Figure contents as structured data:
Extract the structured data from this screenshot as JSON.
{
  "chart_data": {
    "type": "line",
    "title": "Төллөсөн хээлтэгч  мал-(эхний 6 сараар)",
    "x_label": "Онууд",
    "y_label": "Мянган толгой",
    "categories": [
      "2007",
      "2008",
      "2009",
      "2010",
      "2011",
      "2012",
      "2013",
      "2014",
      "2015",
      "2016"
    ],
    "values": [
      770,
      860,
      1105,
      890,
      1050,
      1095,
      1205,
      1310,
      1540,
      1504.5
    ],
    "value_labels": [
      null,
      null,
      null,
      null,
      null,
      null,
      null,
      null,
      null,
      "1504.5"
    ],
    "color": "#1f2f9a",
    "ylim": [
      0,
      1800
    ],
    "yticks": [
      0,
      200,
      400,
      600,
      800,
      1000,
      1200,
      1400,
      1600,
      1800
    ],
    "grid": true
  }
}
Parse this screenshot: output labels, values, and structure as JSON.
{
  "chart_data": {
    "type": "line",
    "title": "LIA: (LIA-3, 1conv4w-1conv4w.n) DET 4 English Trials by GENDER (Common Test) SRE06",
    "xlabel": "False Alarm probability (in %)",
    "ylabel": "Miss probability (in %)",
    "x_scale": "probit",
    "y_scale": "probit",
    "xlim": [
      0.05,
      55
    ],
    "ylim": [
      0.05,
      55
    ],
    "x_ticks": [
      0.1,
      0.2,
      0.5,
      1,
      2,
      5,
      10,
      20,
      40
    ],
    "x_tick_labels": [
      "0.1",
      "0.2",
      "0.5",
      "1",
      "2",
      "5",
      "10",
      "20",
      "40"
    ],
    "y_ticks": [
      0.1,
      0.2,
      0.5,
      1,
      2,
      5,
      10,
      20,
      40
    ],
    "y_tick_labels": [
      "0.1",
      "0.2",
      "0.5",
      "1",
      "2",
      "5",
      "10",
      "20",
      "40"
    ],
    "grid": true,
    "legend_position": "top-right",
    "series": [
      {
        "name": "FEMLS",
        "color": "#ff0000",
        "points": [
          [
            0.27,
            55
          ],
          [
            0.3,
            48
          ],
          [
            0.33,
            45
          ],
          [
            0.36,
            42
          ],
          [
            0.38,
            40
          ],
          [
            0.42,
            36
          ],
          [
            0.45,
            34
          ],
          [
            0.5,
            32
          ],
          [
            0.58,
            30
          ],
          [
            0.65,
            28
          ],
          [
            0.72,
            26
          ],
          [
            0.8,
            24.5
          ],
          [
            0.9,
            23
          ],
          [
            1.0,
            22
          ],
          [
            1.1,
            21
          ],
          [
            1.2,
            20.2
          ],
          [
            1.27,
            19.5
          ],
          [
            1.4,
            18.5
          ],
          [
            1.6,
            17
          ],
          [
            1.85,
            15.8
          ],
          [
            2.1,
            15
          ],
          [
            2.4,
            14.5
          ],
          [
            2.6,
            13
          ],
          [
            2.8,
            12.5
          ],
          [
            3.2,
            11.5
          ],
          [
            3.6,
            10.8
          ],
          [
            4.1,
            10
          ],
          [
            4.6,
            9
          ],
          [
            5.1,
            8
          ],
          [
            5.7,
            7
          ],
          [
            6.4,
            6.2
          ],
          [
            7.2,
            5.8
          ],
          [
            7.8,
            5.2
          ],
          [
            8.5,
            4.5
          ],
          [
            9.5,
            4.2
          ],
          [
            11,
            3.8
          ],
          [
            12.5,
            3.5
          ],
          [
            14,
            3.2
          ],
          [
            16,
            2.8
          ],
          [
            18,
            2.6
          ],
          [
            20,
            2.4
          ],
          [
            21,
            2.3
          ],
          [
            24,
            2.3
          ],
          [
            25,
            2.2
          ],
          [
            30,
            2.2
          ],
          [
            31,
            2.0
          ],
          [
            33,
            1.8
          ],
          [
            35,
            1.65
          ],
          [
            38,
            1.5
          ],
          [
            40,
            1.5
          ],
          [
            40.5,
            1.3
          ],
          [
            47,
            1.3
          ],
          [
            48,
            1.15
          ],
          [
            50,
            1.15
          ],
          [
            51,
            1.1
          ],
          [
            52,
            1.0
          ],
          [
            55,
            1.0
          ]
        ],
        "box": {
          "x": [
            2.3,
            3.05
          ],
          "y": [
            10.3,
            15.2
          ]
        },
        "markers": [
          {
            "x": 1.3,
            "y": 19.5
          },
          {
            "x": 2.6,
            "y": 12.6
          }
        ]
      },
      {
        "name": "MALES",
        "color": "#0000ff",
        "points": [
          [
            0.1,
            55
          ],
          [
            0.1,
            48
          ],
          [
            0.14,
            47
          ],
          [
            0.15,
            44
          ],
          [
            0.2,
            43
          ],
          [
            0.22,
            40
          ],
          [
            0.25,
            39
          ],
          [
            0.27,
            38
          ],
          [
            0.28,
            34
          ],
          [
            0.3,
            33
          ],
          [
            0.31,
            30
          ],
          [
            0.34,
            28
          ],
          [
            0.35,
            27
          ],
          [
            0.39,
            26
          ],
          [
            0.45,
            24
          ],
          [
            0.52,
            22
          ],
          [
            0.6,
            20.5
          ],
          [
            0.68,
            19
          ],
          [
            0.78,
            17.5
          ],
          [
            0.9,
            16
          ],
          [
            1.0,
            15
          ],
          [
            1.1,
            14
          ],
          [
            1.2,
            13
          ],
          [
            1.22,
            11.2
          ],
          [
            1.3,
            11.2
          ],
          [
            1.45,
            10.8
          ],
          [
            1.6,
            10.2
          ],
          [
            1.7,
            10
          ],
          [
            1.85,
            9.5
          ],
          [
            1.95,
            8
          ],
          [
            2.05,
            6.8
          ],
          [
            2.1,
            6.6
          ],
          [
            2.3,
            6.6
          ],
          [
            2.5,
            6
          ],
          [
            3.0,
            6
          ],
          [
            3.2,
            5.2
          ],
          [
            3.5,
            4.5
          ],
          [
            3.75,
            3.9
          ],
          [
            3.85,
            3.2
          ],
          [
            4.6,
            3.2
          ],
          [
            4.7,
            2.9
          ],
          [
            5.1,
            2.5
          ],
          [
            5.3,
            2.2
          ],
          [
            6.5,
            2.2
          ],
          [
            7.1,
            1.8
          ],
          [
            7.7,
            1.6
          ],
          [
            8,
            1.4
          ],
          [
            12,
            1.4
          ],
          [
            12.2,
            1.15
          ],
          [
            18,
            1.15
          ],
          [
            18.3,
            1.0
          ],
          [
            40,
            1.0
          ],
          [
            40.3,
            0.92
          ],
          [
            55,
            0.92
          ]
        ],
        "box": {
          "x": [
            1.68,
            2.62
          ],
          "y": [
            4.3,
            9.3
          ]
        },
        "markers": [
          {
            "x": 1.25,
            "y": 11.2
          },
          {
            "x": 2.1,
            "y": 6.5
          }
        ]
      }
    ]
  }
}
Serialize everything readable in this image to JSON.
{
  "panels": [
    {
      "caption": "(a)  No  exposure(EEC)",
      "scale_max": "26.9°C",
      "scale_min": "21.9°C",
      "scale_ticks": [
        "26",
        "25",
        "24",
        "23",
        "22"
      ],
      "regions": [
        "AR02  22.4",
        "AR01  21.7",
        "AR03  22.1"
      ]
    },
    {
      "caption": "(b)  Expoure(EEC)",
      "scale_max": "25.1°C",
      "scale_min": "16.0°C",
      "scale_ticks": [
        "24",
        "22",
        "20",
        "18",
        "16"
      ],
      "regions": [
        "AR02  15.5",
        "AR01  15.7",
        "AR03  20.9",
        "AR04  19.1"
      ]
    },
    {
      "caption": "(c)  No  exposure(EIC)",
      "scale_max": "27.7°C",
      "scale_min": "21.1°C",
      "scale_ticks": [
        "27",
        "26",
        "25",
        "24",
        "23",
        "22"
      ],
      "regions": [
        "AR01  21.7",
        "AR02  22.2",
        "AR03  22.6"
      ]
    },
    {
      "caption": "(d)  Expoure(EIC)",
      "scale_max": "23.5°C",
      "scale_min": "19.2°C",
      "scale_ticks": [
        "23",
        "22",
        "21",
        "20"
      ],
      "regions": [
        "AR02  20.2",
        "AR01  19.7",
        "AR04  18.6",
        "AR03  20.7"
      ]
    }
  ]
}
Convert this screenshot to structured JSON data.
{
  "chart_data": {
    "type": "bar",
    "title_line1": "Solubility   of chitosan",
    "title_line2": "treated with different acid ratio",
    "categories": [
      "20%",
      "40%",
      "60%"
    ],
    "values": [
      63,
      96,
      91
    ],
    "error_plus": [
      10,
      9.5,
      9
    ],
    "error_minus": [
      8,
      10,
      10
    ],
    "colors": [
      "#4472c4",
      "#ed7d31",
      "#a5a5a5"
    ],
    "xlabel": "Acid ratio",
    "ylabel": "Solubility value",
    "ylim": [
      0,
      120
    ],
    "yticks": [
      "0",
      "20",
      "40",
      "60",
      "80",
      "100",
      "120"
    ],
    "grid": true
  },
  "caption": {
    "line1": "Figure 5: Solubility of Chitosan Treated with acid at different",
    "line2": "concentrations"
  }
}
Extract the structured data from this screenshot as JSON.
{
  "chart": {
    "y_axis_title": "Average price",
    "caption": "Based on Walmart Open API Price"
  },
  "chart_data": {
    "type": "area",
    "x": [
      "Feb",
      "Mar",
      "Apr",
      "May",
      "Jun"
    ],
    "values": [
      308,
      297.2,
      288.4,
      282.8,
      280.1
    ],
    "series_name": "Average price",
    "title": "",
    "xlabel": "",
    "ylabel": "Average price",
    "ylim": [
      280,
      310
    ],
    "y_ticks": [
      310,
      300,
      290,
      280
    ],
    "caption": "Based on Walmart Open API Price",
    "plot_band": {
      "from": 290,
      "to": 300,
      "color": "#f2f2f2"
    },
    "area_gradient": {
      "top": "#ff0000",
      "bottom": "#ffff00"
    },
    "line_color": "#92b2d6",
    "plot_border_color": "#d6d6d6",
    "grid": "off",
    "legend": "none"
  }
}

_WRITTEN INSTRUCTION_
Which lines include the word "caption"? Copy every one of them.

_THE SOLUTION_
      "caption": "(a)  No  exposure(EEC)",
      "caption": "(b)  Expoure(EEC)",
      "caption": "(c)  No  exposure(EIC)",
      "caption": "(d)  Expoure(EIC)",
  "caption": {
    "caption": "Based on Walmart Open API Price"
    "caption": "Based on Walmart Open API Price",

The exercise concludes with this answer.